**Work instructions:** Arrange the material as a numbered list, from its start through the line containing "calendar-cell: 26Sunrise: 5:48", both ends included, with blank lines left out.

**Supplied material:**
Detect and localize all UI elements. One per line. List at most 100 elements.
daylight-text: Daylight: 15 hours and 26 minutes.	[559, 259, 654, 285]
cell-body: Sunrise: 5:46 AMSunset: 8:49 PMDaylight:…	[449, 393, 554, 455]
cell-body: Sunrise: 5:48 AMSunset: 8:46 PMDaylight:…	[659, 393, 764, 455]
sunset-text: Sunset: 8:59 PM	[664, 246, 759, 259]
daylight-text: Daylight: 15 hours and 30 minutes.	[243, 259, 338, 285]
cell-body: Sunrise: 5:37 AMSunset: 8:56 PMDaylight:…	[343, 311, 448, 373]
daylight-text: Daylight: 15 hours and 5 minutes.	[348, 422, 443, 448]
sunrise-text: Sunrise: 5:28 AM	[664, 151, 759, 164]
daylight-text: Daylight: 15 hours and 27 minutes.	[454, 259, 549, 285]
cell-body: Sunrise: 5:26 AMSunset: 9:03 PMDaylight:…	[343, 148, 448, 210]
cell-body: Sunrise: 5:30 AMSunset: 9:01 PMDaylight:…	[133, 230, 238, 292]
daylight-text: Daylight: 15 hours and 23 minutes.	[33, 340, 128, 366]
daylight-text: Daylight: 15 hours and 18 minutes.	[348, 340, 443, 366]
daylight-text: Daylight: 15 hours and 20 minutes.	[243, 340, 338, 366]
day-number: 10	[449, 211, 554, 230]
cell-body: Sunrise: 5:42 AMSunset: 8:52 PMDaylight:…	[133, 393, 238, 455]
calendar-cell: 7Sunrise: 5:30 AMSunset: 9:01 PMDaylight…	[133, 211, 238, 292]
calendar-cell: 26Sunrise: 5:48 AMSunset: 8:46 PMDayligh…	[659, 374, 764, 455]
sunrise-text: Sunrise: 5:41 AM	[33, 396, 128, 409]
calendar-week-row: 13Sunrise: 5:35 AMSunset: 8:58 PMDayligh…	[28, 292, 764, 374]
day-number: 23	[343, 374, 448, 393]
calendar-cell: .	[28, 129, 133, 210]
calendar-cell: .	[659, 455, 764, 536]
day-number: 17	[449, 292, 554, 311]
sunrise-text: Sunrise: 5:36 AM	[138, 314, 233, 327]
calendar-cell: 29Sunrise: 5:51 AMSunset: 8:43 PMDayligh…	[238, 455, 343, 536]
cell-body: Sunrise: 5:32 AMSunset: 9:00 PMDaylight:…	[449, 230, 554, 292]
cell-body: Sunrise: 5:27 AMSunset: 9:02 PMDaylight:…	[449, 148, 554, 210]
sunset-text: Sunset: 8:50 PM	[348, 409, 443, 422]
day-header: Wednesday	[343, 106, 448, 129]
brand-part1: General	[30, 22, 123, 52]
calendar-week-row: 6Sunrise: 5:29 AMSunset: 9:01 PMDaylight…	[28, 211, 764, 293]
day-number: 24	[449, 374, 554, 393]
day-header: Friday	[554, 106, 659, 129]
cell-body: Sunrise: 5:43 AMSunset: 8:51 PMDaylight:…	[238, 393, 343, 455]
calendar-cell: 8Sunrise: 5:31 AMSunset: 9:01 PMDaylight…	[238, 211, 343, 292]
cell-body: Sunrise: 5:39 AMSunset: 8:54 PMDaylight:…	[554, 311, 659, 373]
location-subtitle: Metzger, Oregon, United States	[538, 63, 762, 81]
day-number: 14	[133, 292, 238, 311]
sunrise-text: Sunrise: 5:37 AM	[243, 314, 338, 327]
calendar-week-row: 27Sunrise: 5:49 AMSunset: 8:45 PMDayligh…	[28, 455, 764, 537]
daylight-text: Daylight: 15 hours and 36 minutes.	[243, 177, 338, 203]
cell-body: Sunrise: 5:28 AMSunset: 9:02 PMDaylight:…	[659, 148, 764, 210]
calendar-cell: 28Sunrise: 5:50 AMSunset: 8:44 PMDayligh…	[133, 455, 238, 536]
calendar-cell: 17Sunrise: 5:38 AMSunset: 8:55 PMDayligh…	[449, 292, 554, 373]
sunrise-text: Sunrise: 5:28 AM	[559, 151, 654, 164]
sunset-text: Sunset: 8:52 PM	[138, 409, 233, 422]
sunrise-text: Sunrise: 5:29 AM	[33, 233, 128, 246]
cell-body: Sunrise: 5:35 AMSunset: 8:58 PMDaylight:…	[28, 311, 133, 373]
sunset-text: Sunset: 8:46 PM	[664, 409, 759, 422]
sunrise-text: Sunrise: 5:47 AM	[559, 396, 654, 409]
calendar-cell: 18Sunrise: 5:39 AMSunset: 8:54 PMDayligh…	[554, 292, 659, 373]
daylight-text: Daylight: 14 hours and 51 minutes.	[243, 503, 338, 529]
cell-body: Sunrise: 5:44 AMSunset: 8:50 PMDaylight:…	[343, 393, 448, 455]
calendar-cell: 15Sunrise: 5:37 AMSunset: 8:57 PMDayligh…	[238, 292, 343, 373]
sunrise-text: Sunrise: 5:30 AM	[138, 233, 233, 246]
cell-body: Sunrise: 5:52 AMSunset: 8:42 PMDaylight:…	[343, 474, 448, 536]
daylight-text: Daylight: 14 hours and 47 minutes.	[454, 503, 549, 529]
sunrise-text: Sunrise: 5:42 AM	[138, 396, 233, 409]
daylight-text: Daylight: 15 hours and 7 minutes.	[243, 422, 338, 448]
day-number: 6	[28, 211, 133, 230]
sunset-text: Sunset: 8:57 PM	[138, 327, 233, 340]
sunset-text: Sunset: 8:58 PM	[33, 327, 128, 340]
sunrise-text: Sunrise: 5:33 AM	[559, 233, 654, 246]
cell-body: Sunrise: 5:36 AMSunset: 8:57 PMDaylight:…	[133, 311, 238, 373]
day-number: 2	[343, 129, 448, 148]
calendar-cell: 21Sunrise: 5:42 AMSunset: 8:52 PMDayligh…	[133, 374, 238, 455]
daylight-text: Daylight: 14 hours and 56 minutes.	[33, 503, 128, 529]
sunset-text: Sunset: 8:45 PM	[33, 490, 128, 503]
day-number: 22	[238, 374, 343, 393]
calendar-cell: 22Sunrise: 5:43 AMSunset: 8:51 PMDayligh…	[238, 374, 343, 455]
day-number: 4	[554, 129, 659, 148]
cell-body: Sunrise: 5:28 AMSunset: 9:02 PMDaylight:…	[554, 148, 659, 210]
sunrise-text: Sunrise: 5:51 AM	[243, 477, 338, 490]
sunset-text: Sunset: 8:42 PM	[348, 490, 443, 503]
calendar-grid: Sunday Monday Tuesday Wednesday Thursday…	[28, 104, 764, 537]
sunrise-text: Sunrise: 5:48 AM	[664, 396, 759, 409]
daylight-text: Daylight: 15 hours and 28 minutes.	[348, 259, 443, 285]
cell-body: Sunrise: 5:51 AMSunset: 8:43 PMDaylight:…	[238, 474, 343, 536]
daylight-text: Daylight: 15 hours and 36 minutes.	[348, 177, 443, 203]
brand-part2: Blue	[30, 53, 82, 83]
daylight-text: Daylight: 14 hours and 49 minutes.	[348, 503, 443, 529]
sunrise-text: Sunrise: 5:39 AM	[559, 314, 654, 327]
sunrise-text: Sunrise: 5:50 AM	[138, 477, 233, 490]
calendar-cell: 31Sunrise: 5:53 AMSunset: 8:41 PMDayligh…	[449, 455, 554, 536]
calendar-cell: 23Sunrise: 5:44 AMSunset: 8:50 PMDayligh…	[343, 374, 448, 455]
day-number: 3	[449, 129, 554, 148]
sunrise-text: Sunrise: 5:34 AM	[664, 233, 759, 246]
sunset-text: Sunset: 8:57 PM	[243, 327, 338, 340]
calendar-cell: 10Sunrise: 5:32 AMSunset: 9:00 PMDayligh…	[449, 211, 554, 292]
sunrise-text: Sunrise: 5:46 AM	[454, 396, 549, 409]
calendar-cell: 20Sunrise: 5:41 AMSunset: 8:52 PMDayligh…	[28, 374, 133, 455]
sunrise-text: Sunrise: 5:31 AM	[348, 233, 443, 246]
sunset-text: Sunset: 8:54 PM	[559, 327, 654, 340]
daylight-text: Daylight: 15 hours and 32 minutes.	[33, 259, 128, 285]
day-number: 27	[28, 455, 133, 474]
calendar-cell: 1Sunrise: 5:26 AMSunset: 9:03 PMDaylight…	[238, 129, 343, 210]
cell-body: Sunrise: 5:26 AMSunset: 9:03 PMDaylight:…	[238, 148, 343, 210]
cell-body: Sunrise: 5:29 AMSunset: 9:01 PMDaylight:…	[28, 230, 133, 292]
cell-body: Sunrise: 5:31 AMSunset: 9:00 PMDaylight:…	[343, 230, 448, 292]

**Response below:**
1. Detect and localize all UI elements. One per line. List at most 100 elements.
2. daylight-text: Daylight: 15 hours and 26 minutes.	[559, 259, 654, 285]
3. cell-body: Sunrise: 5:46 AMSunset: 8:49 PMDaylight:…	[449, 393, 554, 455]
4. cell-body: Sunrise: 5:48 AMSunset: 8:46 PMDaylight:…	[659, 393, 764, 455]
5. sunset-text: Sunset: 8:59 PM	[664, 246, 759, 259]
6. daylight-text: Daylight: 15 hours and 30 minutes.	[243, 259, 338, 285]
7. cell-body: Sunrise: 5:37 AMSunset: 8:56 PMDaylight:…	[343, 311, 448, 373]
8. daylight-text: Daylight: 15 hours and 5 minutes.	[348, 422, 443, 448]
9. sunrise-text: Sunrise: 5:28 AM	[664, 151, 759, 164]
10. daylight-text: Daylight: 15 hours and 27 minutes.	[454, 259, 549, 285]
11. cell-body: Sunrise: 5:26 AMSunset: 9:03 PMDaylight:…	[343, 148, 448, 210]
12. cell-body: Sunrise: 5:30 AMSunset: 9:01 PMDaylight:…	[133, 230, 238, 292]
13. daylight-text: Daylight: 15 hours and 23 minutes.	[33, 340, 128, 366]
14. daylight-text: Daylight: 15 hours and 18 minutes.	[348, 340, 443, 366]
15. daylight-text: Daylight: 15 hours and 20 minutes.	[243, 340, 338, 366]
16. day-number: 10	[449, 211, 554, 230]
17. cell-body: Sunrise: 5:42 AMSunset: 8:52 PMDaylight:…	[133, 393, 238, 455]
18. calendar-cell: 7Sunrise: 5:30 AMSunset: 9:01 PMDaylight…	[133, 211, 238, 292]
19. calendar-cell: 26Sunrise: 5:48 AMSunset: 8:46 PMDayligh…	[659, 374, 764, 455]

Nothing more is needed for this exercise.